--- begin Input ---
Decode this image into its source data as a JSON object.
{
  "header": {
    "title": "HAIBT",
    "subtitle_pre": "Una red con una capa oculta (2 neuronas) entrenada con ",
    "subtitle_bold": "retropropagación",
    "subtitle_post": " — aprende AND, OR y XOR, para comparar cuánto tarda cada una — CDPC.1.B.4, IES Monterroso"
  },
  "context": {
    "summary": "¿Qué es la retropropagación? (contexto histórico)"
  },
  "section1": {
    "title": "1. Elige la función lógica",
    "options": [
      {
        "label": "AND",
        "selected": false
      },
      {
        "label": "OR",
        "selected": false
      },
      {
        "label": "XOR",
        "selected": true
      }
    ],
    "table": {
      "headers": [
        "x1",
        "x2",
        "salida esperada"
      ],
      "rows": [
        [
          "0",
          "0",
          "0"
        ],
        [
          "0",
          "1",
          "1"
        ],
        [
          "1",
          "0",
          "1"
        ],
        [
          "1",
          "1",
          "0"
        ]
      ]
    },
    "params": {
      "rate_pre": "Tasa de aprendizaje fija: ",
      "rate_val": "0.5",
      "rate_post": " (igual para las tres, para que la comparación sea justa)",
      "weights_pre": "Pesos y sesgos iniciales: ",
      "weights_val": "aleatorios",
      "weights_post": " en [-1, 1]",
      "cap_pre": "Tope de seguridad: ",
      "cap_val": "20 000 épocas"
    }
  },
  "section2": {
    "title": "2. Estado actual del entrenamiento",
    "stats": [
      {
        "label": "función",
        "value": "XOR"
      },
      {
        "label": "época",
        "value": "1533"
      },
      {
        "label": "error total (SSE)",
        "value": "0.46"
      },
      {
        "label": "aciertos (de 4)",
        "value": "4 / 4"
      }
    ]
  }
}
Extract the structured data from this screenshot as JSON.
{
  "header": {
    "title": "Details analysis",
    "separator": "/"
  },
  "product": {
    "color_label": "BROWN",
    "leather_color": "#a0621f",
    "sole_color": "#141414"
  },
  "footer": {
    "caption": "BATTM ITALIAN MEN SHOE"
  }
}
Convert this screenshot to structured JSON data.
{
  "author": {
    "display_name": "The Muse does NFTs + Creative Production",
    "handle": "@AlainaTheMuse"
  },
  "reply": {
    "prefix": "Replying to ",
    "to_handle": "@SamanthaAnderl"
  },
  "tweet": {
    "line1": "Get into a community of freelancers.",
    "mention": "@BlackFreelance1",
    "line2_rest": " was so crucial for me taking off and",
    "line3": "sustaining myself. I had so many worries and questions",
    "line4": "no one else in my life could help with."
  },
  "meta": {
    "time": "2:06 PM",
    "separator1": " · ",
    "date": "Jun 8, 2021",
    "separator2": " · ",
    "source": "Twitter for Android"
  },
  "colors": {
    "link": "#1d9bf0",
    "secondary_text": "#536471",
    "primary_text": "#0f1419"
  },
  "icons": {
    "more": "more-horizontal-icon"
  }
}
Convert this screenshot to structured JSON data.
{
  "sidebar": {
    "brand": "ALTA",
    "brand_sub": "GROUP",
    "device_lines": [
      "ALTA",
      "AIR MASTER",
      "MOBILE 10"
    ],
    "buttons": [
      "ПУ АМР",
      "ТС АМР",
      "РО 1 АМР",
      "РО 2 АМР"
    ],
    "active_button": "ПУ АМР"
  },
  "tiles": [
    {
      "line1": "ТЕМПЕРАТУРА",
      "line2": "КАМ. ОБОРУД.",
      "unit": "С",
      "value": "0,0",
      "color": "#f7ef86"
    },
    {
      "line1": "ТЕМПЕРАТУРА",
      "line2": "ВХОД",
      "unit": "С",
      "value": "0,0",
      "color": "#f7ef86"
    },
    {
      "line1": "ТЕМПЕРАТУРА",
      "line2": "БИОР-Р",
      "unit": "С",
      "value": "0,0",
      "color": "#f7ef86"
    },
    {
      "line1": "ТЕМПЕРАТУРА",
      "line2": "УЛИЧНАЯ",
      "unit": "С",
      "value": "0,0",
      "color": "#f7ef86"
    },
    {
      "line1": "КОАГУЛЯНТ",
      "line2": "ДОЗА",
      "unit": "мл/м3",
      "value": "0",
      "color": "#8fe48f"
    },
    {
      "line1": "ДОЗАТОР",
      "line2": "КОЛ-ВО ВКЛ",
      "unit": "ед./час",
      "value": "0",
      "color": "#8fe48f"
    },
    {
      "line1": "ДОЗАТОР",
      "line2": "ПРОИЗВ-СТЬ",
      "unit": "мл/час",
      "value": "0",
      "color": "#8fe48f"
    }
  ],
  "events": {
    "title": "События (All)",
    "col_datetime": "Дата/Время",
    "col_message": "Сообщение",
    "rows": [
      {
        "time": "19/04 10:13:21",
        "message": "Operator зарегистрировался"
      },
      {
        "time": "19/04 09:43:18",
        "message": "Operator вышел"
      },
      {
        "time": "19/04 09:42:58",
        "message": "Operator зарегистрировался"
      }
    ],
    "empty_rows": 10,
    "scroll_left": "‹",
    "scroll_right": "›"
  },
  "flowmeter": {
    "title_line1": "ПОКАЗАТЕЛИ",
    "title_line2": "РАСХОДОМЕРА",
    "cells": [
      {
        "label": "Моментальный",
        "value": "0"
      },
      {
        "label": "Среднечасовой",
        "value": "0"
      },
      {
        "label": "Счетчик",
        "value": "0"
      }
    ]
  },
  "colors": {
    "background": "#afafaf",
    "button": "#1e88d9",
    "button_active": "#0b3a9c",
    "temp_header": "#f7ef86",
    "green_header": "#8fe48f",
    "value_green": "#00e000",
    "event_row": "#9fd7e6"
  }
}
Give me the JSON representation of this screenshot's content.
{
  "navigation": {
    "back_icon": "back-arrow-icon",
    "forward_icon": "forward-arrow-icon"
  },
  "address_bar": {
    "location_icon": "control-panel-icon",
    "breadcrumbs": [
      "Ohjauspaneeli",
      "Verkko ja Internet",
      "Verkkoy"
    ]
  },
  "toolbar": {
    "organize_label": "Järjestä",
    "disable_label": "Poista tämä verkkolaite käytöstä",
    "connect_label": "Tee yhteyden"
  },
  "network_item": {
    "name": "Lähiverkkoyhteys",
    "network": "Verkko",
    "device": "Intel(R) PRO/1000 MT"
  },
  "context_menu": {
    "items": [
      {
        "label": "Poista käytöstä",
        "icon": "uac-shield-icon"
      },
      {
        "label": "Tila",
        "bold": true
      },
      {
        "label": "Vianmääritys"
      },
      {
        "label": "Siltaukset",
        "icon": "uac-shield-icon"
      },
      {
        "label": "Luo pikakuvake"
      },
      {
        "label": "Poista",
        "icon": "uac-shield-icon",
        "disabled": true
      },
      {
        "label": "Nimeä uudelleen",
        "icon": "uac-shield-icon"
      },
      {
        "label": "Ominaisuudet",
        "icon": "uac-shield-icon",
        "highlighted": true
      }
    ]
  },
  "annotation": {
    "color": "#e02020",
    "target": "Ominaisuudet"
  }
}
--- end Input ---
### Do this
Which lines hold the string "into"? List them all.

### Solution
Decode this image into its source data as a JSON object.
    "line1": "Get into a community of freelancers.",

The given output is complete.